Records:

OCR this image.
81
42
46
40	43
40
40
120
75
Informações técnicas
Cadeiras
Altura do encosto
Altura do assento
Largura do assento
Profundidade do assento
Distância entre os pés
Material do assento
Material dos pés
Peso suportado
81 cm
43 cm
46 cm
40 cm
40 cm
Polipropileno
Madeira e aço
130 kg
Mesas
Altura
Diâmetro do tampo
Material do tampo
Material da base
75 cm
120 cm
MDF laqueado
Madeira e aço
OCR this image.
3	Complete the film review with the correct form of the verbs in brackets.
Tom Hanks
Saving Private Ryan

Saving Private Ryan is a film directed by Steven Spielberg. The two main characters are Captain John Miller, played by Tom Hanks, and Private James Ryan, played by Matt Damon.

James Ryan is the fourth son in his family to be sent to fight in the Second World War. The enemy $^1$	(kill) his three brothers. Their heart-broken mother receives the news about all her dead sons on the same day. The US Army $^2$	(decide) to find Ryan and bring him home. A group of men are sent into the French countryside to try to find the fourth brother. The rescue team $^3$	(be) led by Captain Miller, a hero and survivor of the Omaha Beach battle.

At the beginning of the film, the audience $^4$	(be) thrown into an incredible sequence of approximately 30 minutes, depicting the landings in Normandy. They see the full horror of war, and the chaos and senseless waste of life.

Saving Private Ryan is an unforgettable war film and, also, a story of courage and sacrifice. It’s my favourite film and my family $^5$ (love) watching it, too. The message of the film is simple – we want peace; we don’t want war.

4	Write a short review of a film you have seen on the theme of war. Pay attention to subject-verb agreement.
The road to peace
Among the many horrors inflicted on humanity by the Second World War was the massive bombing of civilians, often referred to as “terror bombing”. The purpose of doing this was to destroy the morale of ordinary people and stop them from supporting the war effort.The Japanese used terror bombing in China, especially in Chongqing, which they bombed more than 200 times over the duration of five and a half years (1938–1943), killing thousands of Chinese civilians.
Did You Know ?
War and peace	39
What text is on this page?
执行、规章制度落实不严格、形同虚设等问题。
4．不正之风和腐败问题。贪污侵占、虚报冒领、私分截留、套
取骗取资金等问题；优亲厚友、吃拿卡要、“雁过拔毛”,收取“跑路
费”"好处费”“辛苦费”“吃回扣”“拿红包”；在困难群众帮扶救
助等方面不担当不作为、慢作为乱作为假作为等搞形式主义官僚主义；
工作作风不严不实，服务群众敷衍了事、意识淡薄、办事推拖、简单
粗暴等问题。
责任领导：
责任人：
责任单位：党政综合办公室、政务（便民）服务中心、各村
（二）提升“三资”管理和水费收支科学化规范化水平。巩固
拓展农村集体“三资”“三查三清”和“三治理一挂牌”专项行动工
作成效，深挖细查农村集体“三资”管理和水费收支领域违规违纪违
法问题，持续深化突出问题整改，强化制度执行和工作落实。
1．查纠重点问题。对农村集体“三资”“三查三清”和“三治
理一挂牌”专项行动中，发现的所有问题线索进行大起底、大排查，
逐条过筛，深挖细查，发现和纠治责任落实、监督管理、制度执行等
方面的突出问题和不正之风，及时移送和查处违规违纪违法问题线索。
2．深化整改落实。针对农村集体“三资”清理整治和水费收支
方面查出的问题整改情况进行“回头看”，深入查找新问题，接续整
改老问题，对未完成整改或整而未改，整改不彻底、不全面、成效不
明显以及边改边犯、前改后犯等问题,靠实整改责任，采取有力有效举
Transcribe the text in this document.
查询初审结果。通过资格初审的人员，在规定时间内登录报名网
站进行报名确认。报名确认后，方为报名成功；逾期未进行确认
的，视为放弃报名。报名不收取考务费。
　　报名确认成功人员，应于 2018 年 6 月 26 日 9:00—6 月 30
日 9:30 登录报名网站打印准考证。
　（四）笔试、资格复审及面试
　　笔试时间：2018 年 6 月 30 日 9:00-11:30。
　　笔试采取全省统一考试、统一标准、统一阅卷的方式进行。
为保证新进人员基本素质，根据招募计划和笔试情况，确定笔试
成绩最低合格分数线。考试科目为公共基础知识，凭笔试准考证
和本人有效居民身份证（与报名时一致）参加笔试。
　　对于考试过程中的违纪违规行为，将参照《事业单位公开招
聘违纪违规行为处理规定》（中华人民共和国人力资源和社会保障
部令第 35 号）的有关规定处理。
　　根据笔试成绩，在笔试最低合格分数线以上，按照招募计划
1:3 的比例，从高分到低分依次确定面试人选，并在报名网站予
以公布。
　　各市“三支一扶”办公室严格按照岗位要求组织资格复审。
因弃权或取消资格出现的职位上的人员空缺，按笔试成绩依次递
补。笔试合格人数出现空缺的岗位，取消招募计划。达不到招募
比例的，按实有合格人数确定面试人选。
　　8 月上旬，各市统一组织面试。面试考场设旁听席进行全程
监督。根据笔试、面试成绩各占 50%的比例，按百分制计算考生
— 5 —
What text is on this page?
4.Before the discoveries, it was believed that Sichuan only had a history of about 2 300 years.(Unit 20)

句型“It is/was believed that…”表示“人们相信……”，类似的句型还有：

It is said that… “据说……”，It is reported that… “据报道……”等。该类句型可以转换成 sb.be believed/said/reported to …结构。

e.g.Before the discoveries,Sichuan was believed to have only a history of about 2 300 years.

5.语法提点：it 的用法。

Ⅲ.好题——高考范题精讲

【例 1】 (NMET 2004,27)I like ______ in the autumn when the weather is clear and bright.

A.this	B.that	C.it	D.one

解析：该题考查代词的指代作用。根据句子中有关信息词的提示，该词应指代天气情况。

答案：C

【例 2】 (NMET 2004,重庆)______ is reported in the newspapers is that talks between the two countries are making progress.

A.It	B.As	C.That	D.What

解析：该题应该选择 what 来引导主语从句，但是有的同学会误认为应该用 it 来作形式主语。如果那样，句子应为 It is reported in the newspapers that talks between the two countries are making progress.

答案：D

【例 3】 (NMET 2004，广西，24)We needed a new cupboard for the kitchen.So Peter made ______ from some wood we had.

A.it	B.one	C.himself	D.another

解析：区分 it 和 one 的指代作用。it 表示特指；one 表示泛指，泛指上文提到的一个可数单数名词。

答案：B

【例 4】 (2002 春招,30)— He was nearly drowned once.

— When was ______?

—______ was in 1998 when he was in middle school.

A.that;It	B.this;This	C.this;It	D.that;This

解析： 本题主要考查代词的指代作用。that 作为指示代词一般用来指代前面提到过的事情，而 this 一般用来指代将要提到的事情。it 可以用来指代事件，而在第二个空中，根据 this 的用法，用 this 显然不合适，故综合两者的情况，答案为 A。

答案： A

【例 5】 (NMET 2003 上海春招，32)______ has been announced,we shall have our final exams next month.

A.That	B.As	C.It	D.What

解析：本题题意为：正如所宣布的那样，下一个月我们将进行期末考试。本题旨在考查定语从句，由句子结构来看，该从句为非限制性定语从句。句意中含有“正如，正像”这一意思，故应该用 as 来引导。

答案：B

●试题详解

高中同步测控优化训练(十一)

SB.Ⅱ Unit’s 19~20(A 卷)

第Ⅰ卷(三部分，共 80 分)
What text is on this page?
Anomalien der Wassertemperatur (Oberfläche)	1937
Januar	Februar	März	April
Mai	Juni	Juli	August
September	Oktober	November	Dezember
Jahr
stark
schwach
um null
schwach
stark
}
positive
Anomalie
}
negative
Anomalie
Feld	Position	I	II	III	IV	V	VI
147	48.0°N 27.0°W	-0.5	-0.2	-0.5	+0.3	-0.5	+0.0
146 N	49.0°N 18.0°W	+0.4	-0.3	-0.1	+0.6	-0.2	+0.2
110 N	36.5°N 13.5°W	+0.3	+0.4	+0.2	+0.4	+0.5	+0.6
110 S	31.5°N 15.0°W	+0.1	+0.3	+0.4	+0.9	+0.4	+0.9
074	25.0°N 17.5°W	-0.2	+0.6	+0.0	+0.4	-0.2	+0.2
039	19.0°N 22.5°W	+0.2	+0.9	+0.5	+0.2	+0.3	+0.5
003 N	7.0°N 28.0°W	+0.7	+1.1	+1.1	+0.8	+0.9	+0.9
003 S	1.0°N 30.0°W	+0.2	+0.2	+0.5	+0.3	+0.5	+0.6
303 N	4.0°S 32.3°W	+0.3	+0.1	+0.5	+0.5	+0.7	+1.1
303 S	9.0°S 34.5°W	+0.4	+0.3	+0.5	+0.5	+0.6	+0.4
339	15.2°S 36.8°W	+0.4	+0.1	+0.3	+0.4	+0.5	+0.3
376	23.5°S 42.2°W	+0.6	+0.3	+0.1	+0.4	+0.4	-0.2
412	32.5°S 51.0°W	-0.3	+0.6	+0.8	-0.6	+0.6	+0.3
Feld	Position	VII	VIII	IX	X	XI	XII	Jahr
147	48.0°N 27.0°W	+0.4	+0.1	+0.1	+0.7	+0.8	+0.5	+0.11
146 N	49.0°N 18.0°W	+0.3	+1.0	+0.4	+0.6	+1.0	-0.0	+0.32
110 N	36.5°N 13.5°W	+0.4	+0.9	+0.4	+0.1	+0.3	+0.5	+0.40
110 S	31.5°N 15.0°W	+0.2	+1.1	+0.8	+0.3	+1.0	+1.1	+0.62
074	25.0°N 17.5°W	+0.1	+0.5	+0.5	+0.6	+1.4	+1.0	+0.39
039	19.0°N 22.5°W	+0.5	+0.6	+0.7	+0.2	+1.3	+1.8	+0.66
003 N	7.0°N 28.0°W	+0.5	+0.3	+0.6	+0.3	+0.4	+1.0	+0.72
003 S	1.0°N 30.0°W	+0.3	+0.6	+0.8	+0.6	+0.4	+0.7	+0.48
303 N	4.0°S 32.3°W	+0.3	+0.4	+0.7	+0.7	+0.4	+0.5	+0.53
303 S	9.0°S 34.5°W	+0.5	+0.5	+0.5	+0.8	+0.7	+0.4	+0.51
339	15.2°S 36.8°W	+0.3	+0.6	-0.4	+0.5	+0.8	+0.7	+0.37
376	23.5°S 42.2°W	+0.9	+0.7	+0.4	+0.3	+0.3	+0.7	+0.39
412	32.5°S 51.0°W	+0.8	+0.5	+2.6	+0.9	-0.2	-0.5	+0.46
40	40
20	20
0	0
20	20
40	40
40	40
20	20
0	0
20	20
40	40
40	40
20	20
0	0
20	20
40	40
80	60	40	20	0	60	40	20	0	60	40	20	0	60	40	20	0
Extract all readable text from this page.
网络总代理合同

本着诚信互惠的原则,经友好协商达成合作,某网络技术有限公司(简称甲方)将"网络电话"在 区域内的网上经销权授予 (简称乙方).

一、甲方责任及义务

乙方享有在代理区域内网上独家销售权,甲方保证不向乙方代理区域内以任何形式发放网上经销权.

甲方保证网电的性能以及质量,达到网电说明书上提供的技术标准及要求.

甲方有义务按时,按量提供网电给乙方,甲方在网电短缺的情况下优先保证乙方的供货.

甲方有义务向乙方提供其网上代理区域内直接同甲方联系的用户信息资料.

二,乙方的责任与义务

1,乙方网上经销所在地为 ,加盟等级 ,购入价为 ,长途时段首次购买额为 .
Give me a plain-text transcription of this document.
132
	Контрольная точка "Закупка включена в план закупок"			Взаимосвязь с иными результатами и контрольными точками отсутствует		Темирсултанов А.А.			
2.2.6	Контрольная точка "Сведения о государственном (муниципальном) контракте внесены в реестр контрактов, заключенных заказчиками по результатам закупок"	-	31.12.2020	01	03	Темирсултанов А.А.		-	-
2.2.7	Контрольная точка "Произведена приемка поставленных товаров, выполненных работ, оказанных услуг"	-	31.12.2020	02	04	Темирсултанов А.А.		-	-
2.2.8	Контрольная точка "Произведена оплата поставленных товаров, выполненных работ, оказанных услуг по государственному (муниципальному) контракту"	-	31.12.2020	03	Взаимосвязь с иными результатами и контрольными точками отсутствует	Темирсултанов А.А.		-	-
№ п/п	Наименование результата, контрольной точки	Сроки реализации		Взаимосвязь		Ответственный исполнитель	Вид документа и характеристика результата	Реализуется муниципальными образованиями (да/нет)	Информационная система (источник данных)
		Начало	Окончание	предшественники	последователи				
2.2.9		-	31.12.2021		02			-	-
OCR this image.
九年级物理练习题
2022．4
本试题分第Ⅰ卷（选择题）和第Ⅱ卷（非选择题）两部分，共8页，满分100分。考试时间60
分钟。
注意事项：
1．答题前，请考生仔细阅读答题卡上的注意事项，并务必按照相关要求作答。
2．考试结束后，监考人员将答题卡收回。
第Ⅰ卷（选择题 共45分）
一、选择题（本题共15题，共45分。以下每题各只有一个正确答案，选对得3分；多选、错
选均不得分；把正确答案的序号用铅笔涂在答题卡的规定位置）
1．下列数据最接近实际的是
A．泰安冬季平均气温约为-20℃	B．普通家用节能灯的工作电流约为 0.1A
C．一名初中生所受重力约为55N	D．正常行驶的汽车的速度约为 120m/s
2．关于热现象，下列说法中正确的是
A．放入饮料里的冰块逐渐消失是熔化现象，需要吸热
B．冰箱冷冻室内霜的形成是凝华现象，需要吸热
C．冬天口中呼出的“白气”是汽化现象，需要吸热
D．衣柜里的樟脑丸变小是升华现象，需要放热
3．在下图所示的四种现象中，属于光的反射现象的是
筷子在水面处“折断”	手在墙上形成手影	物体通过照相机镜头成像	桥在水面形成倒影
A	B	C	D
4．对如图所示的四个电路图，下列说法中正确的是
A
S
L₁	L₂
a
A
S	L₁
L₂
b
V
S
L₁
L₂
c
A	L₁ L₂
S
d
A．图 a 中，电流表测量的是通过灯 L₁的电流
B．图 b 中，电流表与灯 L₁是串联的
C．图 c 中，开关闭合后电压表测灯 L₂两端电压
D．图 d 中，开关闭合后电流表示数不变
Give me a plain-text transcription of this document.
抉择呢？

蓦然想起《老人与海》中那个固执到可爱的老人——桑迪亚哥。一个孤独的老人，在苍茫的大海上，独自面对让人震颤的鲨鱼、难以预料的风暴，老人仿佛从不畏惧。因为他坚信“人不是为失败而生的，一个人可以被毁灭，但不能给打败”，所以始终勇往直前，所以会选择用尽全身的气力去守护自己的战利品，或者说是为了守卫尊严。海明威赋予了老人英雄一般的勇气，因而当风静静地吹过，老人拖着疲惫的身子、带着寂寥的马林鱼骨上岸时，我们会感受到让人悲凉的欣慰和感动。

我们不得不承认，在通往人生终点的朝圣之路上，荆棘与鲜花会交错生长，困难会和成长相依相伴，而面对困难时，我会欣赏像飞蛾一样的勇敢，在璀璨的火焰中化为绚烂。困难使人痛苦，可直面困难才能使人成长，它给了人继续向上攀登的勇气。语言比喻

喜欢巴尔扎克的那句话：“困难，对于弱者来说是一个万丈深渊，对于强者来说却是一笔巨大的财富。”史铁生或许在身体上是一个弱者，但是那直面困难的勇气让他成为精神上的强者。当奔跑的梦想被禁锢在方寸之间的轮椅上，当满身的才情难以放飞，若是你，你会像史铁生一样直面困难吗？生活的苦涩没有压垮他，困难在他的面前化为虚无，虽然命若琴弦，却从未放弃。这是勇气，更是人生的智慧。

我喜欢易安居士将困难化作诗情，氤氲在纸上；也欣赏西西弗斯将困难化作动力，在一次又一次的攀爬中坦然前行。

Aim of the task: Locate the word "Material" in the records above, and return each line that has it.

Final result:
Material do assento
Material dos pés
Material do tampo
Material da base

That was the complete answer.